I hear ya about a chin cut and shaving, been there done that.
Is there a name for that condition? Veins turning to bone, penis falling off. I’m betting it’s some big long name like…Bonetoxicveinpenisdropoff-itist.
When I’m constipated this always puts a smile on my face:D
asteroids, hemmeroids, constipated-oids. not a fun time. use them to your advantage by making the ladies feel sorry for you, get narried then you can have much groin parties funnage.
Glad to hear that you do not have DISH (Diffuse Idiopathic Skeletal Hyperostis)
i was going to say the same thing.
Thanks for your concern:D
How’s bout some entertainment?
On a serious note…
I really would like to know if anyone here has switched from DISH to DIRECT then wish they hadn’t of.
98.7% of the time put my dinner on a dish but once in a great while I’ll eat direct from the cooking vessel- and most often that’s when I made Lobster/Bacon Mac&Cheese.
Use a knife,fork and spoon and a knapkin when I eat. No Spork* for me.
Patent Information: 1970 Official Gaz. (U.S. Patent Office) 11 Aug. tm 65 Van Brode Milling Co., Inc., Clinton, Mass… Spork for Combination Plastic Spoon, Fork and Knife
Ultimate Geek Spork------- this might crinkle my pants…
The spork is already a multi-function tool, so obviously the more functions you can add to it, the better it will be. This Ultimate Geek Spork will not only stab tater tots and carry soup to your mouth, it’s also Bluetooth ™ enabled, USB compatible, wireless, a laser pointer, a compass, an ultra-violet flashlight, an emergency beacon, a label maker, a pepper sprayer, a thermometer, a GPS positioning unit, a makeup mirror, a glass cutter, a calorie tracker, a pedometer, a cellular phone and an 8GB flash drive. Twitters what you eat and sounds an emergency clarion when food you are about to eat is at an uncomfortably warm temperature or is just plain over-spiced. If James Bond was a total nerd and had a spork, this would be i
I’m getting this impression nobody gives a damn about DISH/DIRECT, hahahaha!!!

*Given task 1:*
Answer these questions about the forum thread, one line each:
(a) What year does the patent information give for the spork?
(b) What does one writer say they most often made when eating straight from the cooking vessel?
(c) What does DISH stand for in the post that first mentions it?
*Given task 2:*
Rewrite the stretch of the forum thread from "Is there a name" through "Idiopathic Skeletal Hyperostis)", putting "grin" in place of "smile".

*Data lines:*
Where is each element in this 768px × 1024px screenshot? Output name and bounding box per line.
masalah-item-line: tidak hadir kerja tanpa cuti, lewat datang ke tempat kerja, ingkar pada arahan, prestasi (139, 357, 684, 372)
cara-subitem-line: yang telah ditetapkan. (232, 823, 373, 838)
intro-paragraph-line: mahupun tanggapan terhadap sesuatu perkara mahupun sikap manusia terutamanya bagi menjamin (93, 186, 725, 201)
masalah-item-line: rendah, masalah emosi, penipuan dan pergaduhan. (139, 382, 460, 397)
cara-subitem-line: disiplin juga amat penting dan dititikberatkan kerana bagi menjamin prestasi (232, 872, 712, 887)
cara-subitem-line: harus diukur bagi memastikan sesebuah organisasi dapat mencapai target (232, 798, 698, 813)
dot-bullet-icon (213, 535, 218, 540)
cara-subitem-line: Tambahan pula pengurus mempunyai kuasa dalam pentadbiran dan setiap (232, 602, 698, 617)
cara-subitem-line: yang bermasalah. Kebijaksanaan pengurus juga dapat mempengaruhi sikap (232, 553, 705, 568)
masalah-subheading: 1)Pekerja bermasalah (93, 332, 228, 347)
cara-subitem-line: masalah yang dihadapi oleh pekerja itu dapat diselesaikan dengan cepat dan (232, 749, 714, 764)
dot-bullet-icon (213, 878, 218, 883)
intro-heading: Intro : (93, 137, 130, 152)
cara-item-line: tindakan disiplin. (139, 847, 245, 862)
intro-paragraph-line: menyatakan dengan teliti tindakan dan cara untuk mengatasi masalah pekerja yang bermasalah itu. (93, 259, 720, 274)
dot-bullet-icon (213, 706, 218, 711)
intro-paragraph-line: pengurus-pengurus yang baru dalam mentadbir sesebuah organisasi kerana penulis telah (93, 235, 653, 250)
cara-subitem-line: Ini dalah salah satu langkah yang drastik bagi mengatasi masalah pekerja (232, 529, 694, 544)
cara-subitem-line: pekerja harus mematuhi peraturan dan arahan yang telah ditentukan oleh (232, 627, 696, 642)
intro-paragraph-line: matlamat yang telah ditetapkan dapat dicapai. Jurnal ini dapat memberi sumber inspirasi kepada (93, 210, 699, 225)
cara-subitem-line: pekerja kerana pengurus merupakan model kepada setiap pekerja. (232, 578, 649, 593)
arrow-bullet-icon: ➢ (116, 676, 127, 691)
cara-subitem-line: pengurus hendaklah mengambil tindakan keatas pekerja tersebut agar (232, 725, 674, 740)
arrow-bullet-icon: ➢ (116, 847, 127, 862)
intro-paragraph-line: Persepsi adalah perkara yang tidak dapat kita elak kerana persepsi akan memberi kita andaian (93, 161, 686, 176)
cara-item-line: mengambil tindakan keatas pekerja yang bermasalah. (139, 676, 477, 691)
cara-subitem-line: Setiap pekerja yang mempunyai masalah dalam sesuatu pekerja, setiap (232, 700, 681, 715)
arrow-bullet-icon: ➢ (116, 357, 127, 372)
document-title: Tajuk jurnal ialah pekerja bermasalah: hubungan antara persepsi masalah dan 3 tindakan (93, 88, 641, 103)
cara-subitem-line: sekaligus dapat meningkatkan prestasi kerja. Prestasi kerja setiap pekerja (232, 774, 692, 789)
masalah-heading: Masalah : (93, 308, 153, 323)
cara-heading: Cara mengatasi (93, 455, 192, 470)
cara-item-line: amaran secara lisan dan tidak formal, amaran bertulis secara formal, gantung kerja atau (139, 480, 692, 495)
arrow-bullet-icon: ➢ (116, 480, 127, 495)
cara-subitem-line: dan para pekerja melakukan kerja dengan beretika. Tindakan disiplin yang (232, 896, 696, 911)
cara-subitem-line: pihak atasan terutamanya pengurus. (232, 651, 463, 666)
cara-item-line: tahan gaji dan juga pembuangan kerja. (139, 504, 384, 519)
...
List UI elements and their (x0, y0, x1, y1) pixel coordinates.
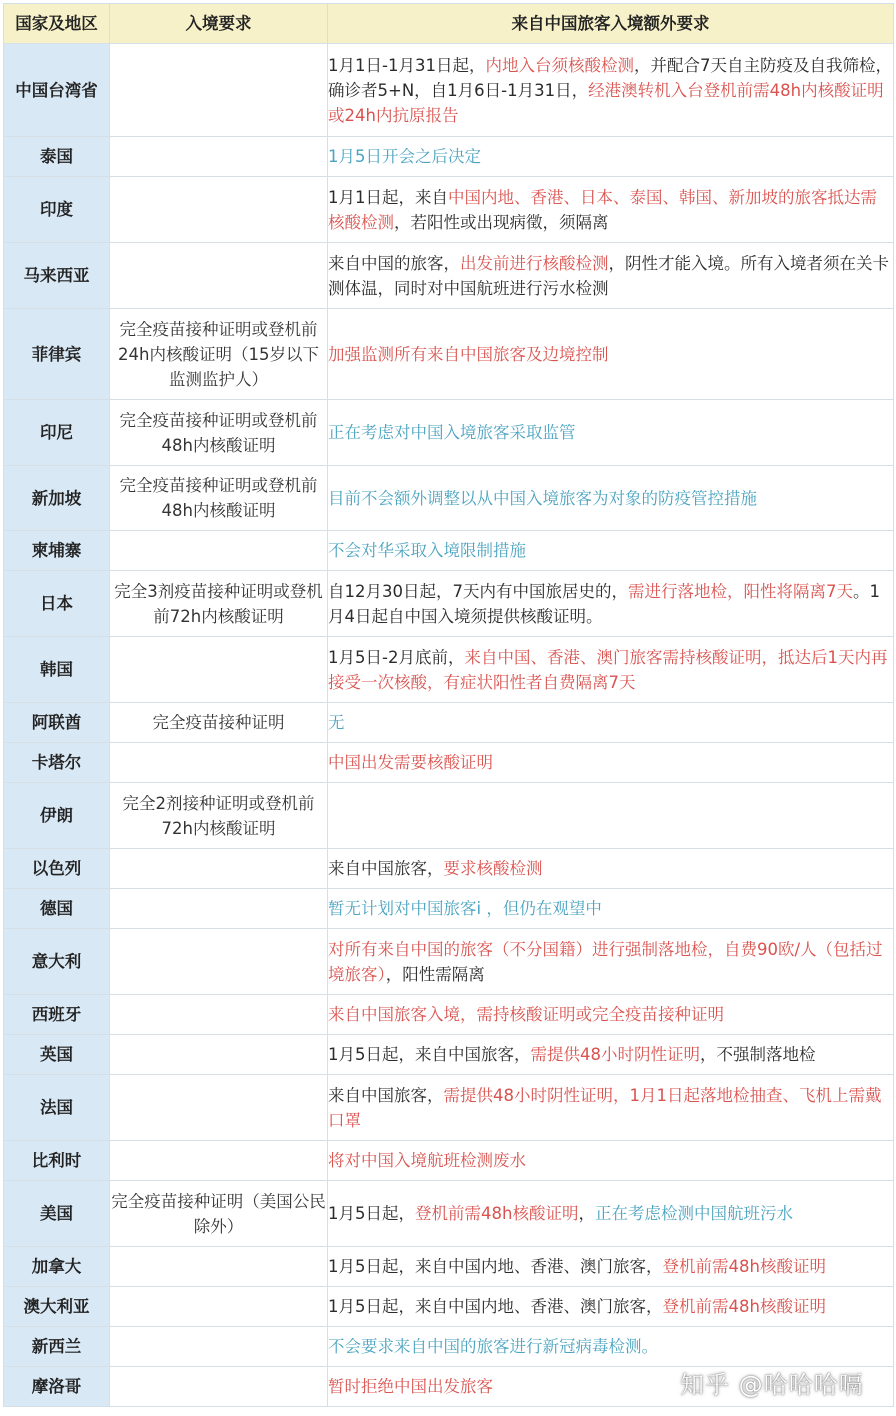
* * *
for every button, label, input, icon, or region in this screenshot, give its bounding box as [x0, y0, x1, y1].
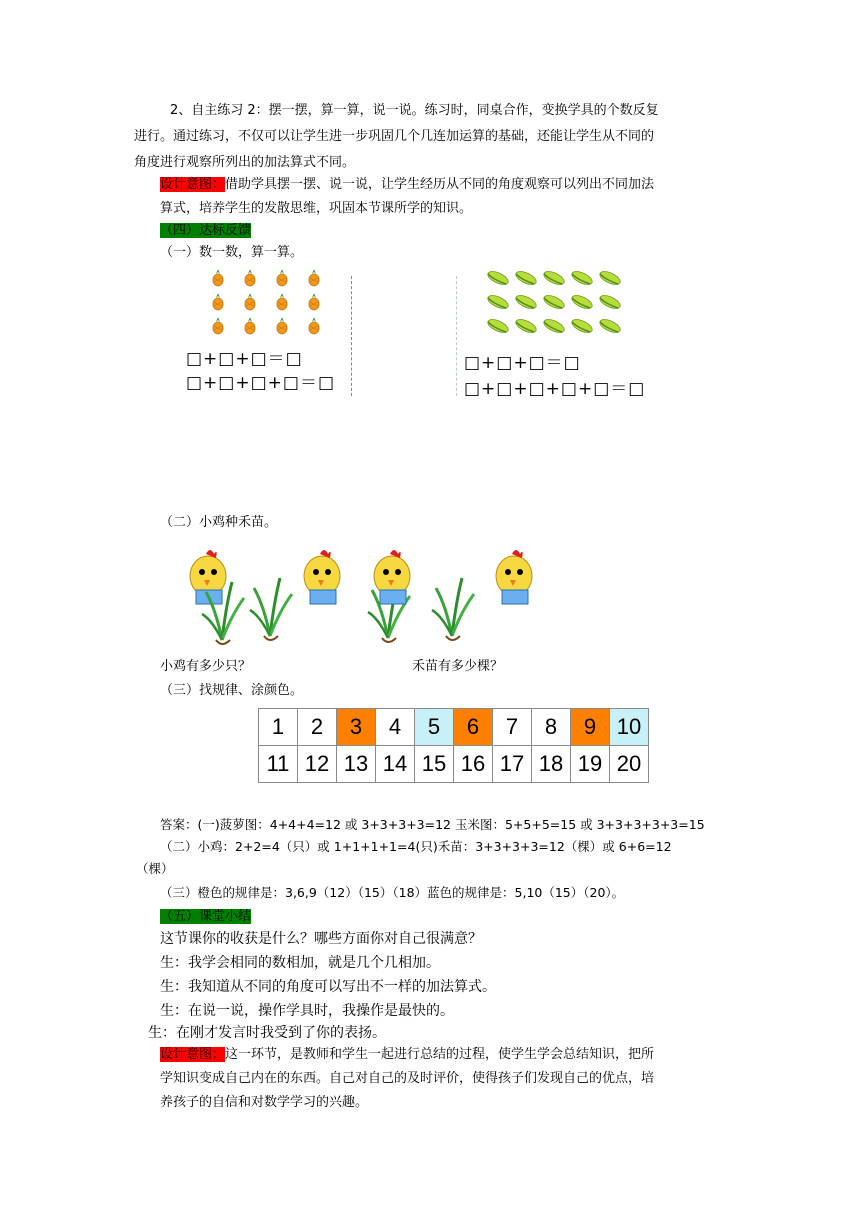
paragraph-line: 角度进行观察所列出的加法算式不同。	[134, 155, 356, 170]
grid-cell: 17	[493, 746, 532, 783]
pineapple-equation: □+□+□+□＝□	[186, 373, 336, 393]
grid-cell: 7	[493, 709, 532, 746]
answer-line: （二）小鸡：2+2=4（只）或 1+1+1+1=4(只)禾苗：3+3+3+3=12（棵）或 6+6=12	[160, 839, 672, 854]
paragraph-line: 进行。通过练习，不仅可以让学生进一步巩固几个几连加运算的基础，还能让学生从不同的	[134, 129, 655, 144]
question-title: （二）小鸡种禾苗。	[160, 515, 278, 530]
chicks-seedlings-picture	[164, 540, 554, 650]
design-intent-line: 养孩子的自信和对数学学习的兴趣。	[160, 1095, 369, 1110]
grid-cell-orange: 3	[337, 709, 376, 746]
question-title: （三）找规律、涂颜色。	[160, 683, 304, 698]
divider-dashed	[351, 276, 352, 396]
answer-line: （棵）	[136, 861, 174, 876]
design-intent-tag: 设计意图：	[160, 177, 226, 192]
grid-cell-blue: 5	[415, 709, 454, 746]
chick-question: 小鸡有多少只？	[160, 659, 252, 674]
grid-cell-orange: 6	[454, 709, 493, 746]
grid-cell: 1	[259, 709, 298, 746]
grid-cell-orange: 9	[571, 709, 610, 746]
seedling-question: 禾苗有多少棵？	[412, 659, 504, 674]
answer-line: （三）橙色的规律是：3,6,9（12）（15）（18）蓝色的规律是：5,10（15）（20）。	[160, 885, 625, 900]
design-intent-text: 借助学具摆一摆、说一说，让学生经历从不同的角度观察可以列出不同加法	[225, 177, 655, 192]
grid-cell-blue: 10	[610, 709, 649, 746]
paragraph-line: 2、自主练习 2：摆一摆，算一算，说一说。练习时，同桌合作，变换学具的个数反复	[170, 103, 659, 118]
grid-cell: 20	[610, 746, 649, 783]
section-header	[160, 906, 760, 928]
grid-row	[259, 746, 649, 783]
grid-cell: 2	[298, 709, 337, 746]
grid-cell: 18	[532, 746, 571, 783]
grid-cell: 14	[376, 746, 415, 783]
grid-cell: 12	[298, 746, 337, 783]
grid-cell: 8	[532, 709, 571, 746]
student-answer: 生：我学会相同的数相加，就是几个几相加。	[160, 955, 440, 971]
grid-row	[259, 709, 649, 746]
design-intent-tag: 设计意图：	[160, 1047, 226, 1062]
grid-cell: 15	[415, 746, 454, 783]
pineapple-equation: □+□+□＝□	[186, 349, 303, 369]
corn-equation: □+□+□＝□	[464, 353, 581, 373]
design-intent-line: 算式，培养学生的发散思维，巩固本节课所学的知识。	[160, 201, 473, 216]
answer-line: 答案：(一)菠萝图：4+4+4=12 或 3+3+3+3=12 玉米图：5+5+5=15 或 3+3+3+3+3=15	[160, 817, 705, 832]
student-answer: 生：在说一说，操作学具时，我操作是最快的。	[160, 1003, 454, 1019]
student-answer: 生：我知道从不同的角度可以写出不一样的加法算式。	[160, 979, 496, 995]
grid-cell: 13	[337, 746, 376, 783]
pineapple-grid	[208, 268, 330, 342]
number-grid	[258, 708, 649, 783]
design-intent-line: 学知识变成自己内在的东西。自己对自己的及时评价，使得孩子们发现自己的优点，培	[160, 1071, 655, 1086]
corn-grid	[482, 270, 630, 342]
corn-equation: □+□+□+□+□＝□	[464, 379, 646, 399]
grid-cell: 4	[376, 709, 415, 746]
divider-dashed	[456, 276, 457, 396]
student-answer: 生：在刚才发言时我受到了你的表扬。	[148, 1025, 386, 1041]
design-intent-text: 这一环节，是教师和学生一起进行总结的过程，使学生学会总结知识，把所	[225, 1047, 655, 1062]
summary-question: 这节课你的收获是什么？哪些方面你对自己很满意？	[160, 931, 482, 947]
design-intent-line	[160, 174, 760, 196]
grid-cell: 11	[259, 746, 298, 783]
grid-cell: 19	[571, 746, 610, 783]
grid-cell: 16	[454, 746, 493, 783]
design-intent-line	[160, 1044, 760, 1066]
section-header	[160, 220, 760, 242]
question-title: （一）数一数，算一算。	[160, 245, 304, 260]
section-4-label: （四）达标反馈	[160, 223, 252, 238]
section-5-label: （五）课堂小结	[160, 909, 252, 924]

*Correct response 1:*
(a) 1970
(b) Lobster/Bacon Mac&Cheese
(c) Diffuse Idiopathic Skeletal Hyperostis

*Correct response 2:*
Is there a name for that condition? Veins turning to bone, penis falling off. I’m betting it’s some big long name like…Bonetoxicveinpenisdropoff-itist.
When I’m constipated this always puts a grin on my face:D
asteroids, hemmeroids, constipated-oids. not a fun time. use them to your advantage by making the ladies feel sorry for you, get narried then you can have much groin parties funnage.
Glad to hear that you do not have DISH (Diffuse Idiopathic Skeletal Hyperostis)